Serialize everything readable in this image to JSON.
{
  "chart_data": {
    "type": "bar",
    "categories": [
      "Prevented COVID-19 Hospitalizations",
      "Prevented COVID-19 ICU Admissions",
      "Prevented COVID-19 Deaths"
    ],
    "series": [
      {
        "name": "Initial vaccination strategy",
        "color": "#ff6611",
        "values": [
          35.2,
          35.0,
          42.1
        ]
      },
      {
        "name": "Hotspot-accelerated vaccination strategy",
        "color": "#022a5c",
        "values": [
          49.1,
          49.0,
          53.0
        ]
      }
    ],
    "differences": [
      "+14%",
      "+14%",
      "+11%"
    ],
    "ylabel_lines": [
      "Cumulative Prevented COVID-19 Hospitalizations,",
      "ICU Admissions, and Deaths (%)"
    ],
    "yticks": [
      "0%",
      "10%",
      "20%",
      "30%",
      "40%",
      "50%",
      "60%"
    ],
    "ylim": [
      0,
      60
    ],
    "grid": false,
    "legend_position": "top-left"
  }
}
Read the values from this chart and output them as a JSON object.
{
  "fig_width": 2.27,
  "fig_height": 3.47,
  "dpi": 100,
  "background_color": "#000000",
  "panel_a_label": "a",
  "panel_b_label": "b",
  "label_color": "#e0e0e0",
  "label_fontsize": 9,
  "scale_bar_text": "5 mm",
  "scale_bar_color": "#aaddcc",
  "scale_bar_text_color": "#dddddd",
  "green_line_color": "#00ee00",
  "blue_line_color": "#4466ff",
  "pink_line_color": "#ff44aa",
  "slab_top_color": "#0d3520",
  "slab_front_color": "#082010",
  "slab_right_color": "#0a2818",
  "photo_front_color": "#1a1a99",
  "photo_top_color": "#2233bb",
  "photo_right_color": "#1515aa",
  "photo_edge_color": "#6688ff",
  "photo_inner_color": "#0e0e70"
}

▶ **TASK TO CARRY OUT**
Return the material exactly as it stands.

▶ **REPLY TO THE TASK**
Serialize everything readable in this image to JSON.
{
  "chart_data": {
    "type": "bar",
    "categories": [
      "Prevented COVID-19 Hospitalizations",
      "Prevented COVID-19 ICU Admissions",
      "Prevented COVID-19 Deaths"
    ],
    "series": [
      {
        "name": "Initial vaccination strategy",
        "color": "#ff6611",
        "values": [
          35.2,
          35.0,
          42.1
        ]
      },
      {
        "name": "Hotspot-accelerated vaccination strategy",
        "color": "#022a5c",
        "values": [
          49.1,
          49.0,
          53.0
        ]
      }
    ],
    "differences": [
      "+14%",
      "+14%",
      "+11%"
    ],
    "ylabel_lines": [
      "Cumulative Prevented COVID-19 Hospitalizations,",
      "ICU Admissions, and Deaths (%)"
    ],
    "yticks": [
      "0%",
      "10%",
      "20%",
      "30%",
      "40%",
      "50%",
      "60%"
    ],
    "ylim": [
      0,
      60
    ],
    "grid": false,
    "legend_position": "top-left"
  }
}
Read the values from this chart and output them as a JSON object.
{
  "fig_width": 2.27,
  "fig_height": 3.47,
  "dpi": 100,
  "background_color": "#000000",
  "panel_a_label": "a",
  "panel_b_label": "b",
  "label_color": "#e0e0e0",
  "label_fontsize": 9,
  "scale_bar_text": "5 mm",
  "scale_bar_color": "#aaddcc",
  "scale_bar_text_color": "#dddddd",
  "green_line_color": "#00ee00",
  "blue_line_color": "#4466ff",
  "pink_line_color": "#ff44aa",
  "slab_top_color": "#0d3520",
  "slab_front_color": "#082010",
  "slab_right_color": "#0a2818",
  "photo_front_color": "#1a1a99",
  "photo_top_color": "#2233bb",
  "photo_right_color": "#1515aa",
  "photo_edge_color": "#6688ff",
  "photo_inner_color": "#0e0e70"
}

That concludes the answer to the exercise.